Short problem. Copy out the listing exactly.

Provided data.

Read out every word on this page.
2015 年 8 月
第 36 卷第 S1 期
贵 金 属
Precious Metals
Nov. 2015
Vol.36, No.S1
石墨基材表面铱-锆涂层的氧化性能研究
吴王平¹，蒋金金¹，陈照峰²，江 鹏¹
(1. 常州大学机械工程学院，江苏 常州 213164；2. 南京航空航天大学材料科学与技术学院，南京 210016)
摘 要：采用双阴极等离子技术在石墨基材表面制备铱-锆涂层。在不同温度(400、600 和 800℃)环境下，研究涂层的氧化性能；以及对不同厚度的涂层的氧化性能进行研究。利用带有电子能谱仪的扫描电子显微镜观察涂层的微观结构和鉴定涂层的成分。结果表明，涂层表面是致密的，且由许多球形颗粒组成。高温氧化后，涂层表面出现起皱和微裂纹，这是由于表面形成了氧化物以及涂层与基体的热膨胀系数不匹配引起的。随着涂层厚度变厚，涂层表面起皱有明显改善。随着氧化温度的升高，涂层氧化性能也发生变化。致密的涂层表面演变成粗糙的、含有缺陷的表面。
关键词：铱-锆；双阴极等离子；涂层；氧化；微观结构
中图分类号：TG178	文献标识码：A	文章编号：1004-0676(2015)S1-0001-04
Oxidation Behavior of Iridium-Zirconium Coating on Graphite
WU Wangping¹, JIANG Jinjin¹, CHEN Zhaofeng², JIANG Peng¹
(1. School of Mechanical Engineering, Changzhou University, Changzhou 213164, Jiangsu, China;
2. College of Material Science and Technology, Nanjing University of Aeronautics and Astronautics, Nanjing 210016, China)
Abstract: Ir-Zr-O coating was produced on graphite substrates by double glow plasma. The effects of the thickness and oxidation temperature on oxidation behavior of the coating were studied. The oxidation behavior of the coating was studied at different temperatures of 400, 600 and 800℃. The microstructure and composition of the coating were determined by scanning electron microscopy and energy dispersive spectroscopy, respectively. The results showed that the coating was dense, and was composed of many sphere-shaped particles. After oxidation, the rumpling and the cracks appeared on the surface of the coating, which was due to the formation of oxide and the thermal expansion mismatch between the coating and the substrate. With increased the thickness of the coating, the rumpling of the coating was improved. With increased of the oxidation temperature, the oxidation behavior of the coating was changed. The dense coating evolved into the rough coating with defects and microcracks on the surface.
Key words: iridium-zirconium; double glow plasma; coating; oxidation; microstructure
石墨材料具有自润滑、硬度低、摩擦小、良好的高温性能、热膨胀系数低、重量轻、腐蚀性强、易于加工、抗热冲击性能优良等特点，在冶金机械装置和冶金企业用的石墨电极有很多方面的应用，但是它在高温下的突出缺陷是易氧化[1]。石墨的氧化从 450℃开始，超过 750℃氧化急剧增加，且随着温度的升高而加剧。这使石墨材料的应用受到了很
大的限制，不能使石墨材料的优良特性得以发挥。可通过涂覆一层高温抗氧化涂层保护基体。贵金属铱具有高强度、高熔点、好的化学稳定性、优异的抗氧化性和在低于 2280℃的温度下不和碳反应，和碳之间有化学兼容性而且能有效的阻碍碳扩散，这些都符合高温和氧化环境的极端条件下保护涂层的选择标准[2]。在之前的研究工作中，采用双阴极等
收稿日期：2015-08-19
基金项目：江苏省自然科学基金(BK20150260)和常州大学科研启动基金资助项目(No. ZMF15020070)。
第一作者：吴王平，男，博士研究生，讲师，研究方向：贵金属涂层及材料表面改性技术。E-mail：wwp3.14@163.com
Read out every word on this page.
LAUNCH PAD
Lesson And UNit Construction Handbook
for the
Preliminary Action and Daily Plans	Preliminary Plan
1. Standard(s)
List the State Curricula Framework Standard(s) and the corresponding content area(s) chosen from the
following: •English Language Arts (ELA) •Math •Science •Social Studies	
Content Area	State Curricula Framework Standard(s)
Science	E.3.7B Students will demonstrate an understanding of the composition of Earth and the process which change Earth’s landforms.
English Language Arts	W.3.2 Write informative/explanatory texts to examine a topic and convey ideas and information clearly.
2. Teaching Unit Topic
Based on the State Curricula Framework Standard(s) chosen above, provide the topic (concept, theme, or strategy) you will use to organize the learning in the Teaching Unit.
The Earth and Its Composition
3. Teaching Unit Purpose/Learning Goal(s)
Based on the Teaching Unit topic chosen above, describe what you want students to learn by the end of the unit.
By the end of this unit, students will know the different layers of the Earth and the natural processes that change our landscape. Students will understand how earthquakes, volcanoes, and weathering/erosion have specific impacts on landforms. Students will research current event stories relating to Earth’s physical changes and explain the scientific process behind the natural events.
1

Worked solution.
Read out every word on this page.
2015 年 8 月
第 36 卷第 S1 期
贵 金 属
Precious Metals
Nov. 2015
Vol.36, No.S1
石墨基材表面铱-锆涂层的氧化性能研究
吴王平¹，蒋金金¹，陈照峰²，江 鹏¹
(1. 常州大学机械工程学院，江苏 常州 213164；2. 南京航空航天大学材料科学与技术学院，南京 210016)
摘 要：采用双阴极等离子技术在石墨基材表面制备铱-锆涂层。在不同温度(400、600 和 800℃)环境下，研究涂层的氧化性能；以及对不同厚度的涂层的氧化性能进行研究。利用带有电子能谱仪的扫描电子显微镜观察涂层的微观结构和鉴定涂层的成分。结果表明，涂层表面是致密的，且由许多球形颗粒组成。高温氧化后，涂层表面出现起皱和微裂纹，这是由于表面形成了氧化物以及涂层与基体的热膨胀系数不匹配引起的。随着涂层厚度变厚，涂层表面起皱有明显改善。随着氧化温度的升高，涂层氧化性能也发生变化。致密的涂层表面演变成粗糙的、含有缺陷的表面。
关键词：铱-锆；双阴极等离子；涂层；氧化；微观结构
中图分类号：TG178	文献标识码：A	文章编号：1004-0676(2015)S1-0001-04
Oxidation Behavior of Iridium-Zirconium Coating on Graphite
WU Wangping¹, JIANG Jinjin¹, CHEN Zhaofeng², JIANG Peng¹
(1. School of Mechanical Engineering, Changzhou University, Changzhou 213164, Jiangsu, China;
2. College of Material Science and Technology, Nanjing University of Aeronautics and Astronautics, Nanjing 210016, China)
Abstract: Ir-Zr-O coating was produced on graphite substrates by double glow plasma. The effects of the thickness and oxidation temperature on oxidation behavior of the coating were studied. The oxidation behavior of the coating was studied at different temperatures of 400, 600 and 800℃. The microstructure and composition of the coating were determined by scanning electron microscopy and energy dispersive spectroscopy, respectively. The results showed that the coating was dense, and was composed of many sphere-shaped particles. After oxidation, the rumpling and the cracks appeared on the surface of the coating, which was due to the formation of oxide and the thermal expansion mismatch between the coating and the substrate. With increased the thickness of the coating, the rumpling of the coating was improved. With increased of the oxidation temperature, the oxidation behavior of the coating was changed. The dense coating evolved into the rough coating with defects and microcracks on the surface.
Key words: iridium-zirconium; double glow plasma; coating; oxidation; microstructure
石墨材料具有自润滑、硬度低、摩擦小、良好的高温性能、热膨胀系数低、重量轻、腐蚀性强、易于加工、抗热冲击性能优良等特点，在冶金机械装置和冶金企业用的石墨电极有很多方面的应用，但是它在高温下的突出缺陷是易氧化[1]。石墨的氧化从 450℃开始，超过 750℃氧化急剧增加，且随着温度的升高而加剧。这使石墨材料的应用受到了很
大的限制，不能使石墨材料的优良特性得以发挥。可通过涂覆一层高温抗氧化涂层保护基体。贵金属铱具有高强度、高熔点、好的化学稳定性、优异的抗氧化性和在低于 2280℃的温度下不和碳反应，和碳之间有化学兼容性而且能有效的阻碍碳扩散，这些都符合高温和氧化环境的极端条件下保护涂层的选择标准[2]。在之前的研究工作中，采用双阴极等
收稿日期：2015-08-19
基金项目：江苏省自然科学基金(BK20150260)和常州大学科研启动基金资助项目(No. ZMF15020070)。
第一作者：吴王平，男，博士研究生，讲师，研究方向：贵金属涂层及材料表面改性技术。E-mail：wwp3.14@163.com
Read out every word on this page.
LAUNCH PAD
Lesson And UNit Construction Handbook
for the
Preliminary Action and Daily Plans	Preliminary Plan
1. Standard(s)
List the State Curricula Framework Standard(s) and the corresponding content area(s) chosen from the
following: •English Language Arts (ELA) •Math •Science •Social Studies	
Content Area	State Curricula Framework Standard(s)
Science	E.3.7B Students will demonstrate an understanding of the composition of Earth and the process which change Earth’s landforms.
English Language Arts	W.3.2 Write informative/explanatory texts to examine a topic and convey ideas and information clearly.
2. Teaching Unit Topic
Based on the State Curricula Framework Standard(s) chosen above, provide the topic (concept, theme, or strategy) you will use to organize the learning in the Teaching Unit.
The Earth and Its Composition
3. Teaching Unit Purpose/Learning Goal(s)
Based on the Teaching Unit topic chosen above, describe what you want students to learn by the end of the unit.
By the end of this unit, students will know the different layers of the Earth and the natural processes that change our landscape. Students will understand how earthquakes, volcanoes, and weathering/erosion have specific impacts on landforms. Students will research current event stories relating to Earth’s physical changes and explain the scientific process behind the natural events.
1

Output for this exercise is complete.